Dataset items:
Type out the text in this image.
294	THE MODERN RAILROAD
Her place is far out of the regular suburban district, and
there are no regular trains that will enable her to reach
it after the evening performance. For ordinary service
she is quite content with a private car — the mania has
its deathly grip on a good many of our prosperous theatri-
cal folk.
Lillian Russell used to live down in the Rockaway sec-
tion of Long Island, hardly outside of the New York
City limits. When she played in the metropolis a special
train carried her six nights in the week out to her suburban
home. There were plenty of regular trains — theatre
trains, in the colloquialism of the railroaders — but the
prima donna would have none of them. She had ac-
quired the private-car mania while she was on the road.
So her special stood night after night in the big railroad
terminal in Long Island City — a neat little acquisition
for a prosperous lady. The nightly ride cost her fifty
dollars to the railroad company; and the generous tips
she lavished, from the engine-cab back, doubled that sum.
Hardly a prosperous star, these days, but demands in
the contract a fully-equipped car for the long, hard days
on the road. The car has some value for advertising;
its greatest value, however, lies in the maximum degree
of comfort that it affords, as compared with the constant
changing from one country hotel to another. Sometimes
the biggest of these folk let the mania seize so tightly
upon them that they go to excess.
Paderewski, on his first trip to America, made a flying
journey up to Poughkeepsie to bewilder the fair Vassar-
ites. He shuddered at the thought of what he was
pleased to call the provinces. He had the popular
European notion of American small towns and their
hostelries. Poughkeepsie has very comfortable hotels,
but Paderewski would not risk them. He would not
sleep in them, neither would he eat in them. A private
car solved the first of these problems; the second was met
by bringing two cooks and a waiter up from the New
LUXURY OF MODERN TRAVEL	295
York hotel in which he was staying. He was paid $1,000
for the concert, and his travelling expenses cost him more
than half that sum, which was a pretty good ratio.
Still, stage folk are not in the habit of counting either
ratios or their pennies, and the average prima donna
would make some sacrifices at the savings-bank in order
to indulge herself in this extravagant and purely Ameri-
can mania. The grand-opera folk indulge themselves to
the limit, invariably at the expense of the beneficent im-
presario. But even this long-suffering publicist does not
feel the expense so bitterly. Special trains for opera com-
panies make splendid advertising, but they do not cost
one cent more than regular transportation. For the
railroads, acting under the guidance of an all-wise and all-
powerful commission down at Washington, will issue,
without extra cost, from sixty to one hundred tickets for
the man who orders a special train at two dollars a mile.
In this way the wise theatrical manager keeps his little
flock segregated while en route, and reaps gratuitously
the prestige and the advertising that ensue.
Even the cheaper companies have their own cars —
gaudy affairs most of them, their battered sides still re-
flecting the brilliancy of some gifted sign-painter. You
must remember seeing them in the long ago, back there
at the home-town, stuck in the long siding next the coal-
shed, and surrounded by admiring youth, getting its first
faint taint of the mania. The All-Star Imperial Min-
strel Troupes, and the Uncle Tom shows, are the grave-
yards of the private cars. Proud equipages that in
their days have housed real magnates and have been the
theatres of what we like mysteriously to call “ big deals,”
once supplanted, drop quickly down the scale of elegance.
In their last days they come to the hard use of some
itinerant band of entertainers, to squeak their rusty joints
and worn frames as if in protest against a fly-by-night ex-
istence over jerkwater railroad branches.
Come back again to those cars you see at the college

- Task objective
Transcribe all of the entries without altering anything.

- Solution to the problem
Type out the text in this image.
294	THE MODERN RAILROAD
Her place is far out of the regular suburban district, and
there are no regular trains that will enable her to reach
it after the evening performance. For ordinary service
she is quite content with a private car — the mania has
its deathly grip on a good many of our prosperous theatri-
cal folk.
Lillian Russell used to live down in the Rockaway sec-
tion of Long Island, hardly outside of the New York
City limits. When she played in the metropolis a special
train carried her six nights in the week out to her suburban
home. There were plenty of regular trains — theatre
trains, in the colloquialism of the railroaders — but the
prima donna would have none of them. She had ac-
quired the private-car mania while she was on the road.
So her special stood night after night in the big railroad
terminal in Long Island City — a neat little acquisition
for a prosperous lady. The nightly ride cost her fifty
dollars to the railroad company; and the generous tips
she lavished, from the engine-cab back, doubled that sum.
Hardly a prosperous star, these days, but demands in
the contract a fully-equipped car for the long, hard days
on the road. The car has some value for advertising;
its greatest value, however, lies in the maximum degree
of comfort that it affords, as compared with the constant
changing from one country hotel to another. Sometimes
the biggest of these folk let the mania seize so tightly
upon them that they go to excess.
Paderewski, on his first trip to America, made a flying
journey up to Poughkeepsie to bewilder the fair Vassar-
ites. He shuddered at the thought of what he was
pleased to call the provinces. He had the popular
European notion of American small towns and their
hostelries. Poughkeepsie has very comfortable hotels,
but Paderewski would not risk them. He would not
sleep in them, neither would he eat in them. A private
car solved the first of these problems; the second was met
by bringing two cooks and a waiter up from the New
LUXURY OF MODERN TRAVEL	295
York hotel in which he was staying. He was paid $1,000
for the concert, and his travelling expenses cost him more
than half that sum, which was a pretty good ratio.
Still, stage folk are not in the habit of counting either
ratios or their pennies, and the average prima donna
would make some sacrifices at the savings-bank in order
to indulge herself in this extravagant and purely Ameri-
can mania. The grand-opera folk indulge themselves to
the limit, invariably at the expense of the beneficent im-
presario. But even this long-suffering publicist does not
feel the expense so bitterly. Special trains for opera com-
panies make splendid advertising, but they do not cost
one cent more than regular transportation. For the
railroads, acting under the guidance of an all-wise and all-
powerful commission down at Washington, will issue,
without extra cost, from sixty to one hundred tickets for
the man who orders a special train at two dollars a mile.
In this way the wise theatrical manager keeps his little
flock segregated while en route, and reaps gratuitously
the prestige and the advertising that ensue.
Even the cheaper companies have their own cars —
gaudy affairs most of them, their battered sides still re-
flecting the brilliancy of some gifted sign-painter. You
must remember seeing them in the long ago, back there
at the home-town, stuck in the long siding next the coal-
shed, and surrounded by admiring youth, getting its first
faint taint of the mania. The All-Star Imperial Min-
strel Troupes, and the Uncle Tom shows, are the grave-
yards of the private cars. Proud equipages that in
their days have housed real magnates and have been the
theatres of what we like mysteriously to call “ big deals,”
once supplanted, drop quickly down the scale of elegance.
In their last days they come to the hard use of some
itinerant band of entertainers, to squeak their rusty joints
and worn frames as if in protest against a fly-by-night ex-
istence over jerkwater railroad branches.
Come back again to those cars you see at the college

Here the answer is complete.